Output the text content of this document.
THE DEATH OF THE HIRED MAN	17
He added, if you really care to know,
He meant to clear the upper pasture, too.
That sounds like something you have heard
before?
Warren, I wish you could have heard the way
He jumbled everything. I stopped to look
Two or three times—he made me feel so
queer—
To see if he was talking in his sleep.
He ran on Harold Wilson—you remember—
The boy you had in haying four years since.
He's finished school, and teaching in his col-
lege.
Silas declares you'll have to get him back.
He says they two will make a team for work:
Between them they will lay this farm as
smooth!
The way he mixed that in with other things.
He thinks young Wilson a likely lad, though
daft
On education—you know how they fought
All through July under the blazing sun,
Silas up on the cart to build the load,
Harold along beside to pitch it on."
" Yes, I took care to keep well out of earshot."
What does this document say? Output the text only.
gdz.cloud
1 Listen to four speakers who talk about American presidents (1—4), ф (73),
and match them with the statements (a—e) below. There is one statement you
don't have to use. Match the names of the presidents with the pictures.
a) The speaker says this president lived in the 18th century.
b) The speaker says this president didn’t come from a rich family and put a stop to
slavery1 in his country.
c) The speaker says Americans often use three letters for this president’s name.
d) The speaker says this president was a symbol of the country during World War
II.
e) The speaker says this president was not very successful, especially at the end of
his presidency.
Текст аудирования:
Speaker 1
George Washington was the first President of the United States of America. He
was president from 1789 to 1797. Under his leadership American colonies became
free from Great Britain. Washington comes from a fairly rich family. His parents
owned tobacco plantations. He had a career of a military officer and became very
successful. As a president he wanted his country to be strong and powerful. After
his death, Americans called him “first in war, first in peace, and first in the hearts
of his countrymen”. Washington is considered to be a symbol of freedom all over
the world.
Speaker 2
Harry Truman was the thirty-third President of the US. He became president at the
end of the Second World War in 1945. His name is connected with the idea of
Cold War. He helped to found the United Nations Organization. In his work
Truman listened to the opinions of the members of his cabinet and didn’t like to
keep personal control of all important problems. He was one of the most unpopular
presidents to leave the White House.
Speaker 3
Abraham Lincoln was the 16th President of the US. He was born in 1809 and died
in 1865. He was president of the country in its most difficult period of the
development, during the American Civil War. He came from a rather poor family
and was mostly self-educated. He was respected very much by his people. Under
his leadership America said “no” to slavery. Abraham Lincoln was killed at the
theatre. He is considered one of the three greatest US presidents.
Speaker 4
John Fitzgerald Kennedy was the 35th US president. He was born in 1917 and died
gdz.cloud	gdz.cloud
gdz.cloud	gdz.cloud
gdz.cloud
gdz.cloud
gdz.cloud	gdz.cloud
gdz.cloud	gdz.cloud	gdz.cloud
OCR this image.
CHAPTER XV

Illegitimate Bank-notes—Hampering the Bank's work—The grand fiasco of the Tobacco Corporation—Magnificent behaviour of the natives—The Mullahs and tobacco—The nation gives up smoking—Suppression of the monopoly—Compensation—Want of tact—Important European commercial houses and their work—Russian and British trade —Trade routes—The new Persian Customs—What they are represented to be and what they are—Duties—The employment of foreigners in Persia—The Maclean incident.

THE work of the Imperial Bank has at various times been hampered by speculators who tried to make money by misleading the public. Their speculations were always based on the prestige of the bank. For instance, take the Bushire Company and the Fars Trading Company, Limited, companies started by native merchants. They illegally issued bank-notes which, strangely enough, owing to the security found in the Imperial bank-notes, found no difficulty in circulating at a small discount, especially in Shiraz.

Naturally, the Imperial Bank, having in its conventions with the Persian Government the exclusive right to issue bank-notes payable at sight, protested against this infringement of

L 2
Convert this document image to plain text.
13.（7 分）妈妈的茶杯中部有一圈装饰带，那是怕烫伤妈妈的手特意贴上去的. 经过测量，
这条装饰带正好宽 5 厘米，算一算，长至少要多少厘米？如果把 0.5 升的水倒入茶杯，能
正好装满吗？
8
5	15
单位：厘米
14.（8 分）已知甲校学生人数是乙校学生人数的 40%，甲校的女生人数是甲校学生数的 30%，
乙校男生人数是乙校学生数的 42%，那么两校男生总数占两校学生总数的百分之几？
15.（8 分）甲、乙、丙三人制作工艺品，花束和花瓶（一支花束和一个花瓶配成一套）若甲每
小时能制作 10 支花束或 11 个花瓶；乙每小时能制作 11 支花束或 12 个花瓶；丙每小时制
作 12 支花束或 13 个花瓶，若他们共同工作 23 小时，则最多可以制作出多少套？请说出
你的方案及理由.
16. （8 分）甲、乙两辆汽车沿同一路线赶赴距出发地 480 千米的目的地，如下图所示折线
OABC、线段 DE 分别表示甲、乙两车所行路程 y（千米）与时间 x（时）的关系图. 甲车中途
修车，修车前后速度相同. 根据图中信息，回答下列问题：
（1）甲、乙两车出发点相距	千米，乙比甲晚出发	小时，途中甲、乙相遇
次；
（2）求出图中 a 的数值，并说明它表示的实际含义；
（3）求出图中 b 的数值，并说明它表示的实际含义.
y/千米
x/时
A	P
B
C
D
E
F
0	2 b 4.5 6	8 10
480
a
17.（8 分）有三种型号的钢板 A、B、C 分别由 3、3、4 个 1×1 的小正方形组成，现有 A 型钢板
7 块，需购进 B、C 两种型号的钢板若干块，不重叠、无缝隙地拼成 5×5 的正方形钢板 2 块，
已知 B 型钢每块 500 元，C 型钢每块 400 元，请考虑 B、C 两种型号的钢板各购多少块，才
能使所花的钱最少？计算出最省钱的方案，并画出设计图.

-------------------------

**Brief**:
Scan the data above; copy every line where "born" appears.

**The completed task**:
Abraham Lincoln was the 16th President of the US. He was born in 1809 and died
John Fitzgerald Kennedy was the 35th US president. He was born in 1917 and died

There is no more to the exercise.